<<<<

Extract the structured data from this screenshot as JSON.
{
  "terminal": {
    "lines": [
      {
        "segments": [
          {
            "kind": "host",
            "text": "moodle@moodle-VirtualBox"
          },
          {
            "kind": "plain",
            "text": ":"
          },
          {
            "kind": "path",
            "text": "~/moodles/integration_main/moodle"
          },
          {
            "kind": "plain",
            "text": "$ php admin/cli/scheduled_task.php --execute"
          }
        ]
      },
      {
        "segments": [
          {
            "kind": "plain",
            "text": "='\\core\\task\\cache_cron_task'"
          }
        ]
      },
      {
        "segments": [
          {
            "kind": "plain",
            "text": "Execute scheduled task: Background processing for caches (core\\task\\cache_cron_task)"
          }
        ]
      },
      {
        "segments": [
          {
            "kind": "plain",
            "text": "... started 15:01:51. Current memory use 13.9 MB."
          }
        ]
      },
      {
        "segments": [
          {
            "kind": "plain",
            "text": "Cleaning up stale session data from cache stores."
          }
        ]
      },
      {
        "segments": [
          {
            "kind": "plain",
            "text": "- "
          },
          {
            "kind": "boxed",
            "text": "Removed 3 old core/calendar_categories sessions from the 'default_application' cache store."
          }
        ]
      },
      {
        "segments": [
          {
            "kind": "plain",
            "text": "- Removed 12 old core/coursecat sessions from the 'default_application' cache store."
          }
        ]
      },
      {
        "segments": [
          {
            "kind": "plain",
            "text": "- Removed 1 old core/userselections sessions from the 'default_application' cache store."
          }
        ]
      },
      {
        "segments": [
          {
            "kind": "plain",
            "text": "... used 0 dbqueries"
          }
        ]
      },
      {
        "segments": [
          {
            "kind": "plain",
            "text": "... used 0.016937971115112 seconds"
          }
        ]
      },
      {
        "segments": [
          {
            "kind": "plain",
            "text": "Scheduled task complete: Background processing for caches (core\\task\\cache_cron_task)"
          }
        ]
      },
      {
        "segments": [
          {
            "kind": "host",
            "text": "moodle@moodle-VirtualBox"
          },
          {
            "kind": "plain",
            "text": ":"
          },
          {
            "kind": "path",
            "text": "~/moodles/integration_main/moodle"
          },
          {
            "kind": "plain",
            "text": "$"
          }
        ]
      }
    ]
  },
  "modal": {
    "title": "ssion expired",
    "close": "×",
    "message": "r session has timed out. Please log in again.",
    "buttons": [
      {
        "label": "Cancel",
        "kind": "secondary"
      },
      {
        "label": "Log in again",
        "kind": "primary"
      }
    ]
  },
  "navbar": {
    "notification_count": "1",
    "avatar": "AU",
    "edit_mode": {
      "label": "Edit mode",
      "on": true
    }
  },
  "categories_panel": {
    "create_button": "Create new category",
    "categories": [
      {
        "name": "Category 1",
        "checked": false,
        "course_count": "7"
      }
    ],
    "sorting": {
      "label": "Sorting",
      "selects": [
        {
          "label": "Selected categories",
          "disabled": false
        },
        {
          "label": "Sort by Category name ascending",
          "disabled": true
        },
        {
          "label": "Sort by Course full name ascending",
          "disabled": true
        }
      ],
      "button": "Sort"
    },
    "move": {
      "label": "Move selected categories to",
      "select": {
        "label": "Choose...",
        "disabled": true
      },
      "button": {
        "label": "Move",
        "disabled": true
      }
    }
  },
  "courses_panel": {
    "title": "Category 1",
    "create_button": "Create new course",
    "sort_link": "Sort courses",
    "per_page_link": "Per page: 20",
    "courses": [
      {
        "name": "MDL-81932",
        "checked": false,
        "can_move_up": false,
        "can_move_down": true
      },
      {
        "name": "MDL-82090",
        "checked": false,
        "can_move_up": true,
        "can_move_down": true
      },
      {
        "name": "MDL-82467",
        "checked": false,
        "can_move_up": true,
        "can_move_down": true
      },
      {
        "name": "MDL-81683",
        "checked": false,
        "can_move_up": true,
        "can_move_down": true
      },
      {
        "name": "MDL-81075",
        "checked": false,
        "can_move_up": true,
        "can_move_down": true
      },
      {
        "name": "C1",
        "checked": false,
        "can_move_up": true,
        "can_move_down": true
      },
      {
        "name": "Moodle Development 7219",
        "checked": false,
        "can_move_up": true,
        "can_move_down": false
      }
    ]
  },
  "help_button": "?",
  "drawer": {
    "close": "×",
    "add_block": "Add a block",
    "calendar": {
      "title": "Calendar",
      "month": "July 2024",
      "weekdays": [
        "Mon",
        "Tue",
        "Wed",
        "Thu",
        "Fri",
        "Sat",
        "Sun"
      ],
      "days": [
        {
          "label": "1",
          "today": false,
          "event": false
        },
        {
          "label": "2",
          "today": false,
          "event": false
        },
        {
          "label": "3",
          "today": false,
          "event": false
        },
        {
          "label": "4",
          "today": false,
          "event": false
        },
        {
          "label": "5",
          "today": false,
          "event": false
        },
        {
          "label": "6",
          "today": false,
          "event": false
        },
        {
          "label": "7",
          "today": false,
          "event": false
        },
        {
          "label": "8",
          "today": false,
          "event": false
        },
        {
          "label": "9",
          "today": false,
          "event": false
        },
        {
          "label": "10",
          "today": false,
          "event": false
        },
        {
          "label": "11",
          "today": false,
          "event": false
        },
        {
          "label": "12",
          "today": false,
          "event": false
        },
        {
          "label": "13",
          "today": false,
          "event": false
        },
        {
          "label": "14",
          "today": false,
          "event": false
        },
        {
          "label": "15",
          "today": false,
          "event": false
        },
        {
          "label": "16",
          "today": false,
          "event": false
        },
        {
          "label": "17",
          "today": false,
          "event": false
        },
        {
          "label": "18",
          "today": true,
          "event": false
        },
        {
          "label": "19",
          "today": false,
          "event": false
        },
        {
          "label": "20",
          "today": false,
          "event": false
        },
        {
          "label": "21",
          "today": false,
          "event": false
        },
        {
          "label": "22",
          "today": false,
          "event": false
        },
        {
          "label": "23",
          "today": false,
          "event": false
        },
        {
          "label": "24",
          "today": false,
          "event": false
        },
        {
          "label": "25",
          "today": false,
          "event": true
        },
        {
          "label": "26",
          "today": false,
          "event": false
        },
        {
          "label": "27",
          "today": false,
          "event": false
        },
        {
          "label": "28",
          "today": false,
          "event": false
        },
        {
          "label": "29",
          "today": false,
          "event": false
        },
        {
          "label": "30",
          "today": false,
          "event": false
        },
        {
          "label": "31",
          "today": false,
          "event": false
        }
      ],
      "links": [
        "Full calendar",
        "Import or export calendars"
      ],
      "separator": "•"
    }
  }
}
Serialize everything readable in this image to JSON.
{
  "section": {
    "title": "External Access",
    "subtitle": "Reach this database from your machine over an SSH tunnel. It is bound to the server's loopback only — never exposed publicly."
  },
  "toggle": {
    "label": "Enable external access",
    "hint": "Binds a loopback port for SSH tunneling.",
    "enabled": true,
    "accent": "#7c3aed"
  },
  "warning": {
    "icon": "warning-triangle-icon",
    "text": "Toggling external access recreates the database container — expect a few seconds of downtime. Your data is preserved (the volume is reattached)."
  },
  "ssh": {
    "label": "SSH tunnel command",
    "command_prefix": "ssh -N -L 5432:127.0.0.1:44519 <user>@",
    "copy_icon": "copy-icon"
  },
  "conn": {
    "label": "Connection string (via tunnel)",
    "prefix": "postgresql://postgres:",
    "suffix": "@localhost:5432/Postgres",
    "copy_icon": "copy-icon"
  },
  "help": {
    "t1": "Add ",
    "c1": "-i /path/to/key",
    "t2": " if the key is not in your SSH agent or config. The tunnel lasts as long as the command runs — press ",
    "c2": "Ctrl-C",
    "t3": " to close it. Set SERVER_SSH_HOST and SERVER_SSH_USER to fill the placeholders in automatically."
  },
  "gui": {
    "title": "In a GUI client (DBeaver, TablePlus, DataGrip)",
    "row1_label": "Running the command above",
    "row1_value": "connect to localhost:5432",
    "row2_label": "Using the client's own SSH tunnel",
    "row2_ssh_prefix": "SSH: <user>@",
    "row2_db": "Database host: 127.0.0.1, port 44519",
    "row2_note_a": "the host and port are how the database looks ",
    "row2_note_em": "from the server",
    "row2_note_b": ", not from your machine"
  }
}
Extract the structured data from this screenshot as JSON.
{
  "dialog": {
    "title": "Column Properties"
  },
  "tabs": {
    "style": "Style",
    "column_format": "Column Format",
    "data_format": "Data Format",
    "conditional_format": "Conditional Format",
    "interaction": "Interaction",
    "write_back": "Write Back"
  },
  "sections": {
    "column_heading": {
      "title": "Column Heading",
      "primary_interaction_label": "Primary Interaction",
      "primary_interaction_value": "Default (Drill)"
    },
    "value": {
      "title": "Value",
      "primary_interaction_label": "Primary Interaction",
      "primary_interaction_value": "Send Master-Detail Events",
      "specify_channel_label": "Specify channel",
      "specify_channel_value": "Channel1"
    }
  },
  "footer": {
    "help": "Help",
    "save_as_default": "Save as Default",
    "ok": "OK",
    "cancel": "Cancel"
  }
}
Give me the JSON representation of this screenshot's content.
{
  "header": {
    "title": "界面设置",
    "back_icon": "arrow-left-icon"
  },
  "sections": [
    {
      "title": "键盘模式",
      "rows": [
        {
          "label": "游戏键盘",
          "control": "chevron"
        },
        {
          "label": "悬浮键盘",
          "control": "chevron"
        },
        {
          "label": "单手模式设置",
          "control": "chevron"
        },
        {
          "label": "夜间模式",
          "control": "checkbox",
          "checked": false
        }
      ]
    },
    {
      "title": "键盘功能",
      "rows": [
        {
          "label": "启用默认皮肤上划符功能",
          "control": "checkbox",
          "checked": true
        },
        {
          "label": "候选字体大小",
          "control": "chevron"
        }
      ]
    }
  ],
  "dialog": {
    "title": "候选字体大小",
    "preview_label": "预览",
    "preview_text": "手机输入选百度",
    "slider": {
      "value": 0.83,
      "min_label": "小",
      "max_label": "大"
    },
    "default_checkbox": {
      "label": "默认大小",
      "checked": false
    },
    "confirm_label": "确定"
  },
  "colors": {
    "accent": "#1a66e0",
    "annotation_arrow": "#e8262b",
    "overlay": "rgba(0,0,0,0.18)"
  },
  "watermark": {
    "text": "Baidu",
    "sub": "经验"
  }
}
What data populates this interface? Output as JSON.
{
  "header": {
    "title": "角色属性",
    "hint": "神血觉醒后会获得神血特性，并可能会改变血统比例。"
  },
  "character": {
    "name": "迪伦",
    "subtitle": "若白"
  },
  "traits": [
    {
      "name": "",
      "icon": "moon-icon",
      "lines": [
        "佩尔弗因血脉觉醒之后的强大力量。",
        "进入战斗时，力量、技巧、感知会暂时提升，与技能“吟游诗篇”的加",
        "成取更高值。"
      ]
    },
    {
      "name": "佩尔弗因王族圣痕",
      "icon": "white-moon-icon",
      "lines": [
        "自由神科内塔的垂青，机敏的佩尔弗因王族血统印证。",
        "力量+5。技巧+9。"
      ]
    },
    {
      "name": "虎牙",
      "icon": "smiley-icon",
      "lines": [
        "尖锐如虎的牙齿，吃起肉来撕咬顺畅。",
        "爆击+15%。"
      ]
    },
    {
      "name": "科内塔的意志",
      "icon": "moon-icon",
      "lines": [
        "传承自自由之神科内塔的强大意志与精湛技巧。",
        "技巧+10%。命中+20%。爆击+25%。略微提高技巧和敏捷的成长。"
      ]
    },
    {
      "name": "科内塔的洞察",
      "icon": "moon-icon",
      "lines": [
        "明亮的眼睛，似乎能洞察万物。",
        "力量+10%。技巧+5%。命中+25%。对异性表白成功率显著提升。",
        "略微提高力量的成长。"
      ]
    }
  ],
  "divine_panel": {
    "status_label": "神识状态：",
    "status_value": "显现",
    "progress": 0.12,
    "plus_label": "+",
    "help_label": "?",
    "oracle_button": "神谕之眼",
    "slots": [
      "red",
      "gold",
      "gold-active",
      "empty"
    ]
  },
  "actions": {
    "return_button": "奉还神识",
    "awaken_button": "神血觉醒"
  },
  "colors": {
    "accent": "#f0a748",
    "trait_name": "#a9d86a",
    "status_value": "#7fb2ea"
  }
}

>>>>

» Task: From the listing, copy every line where the string "this" appears.

» Task response:
Extract the structured data from this screenshot as JSON.
Serialize everything readable in this image to JSON.
    "subtitle": "Reach this database from your machine over an SSH tunnel. It is bound to the server's loopback only — never exposed publicly."
Extract the structured data from this screenshot as JSON.
Give me the JSON representation of this screenshot's content.
What data populates this interface? Output as JSON.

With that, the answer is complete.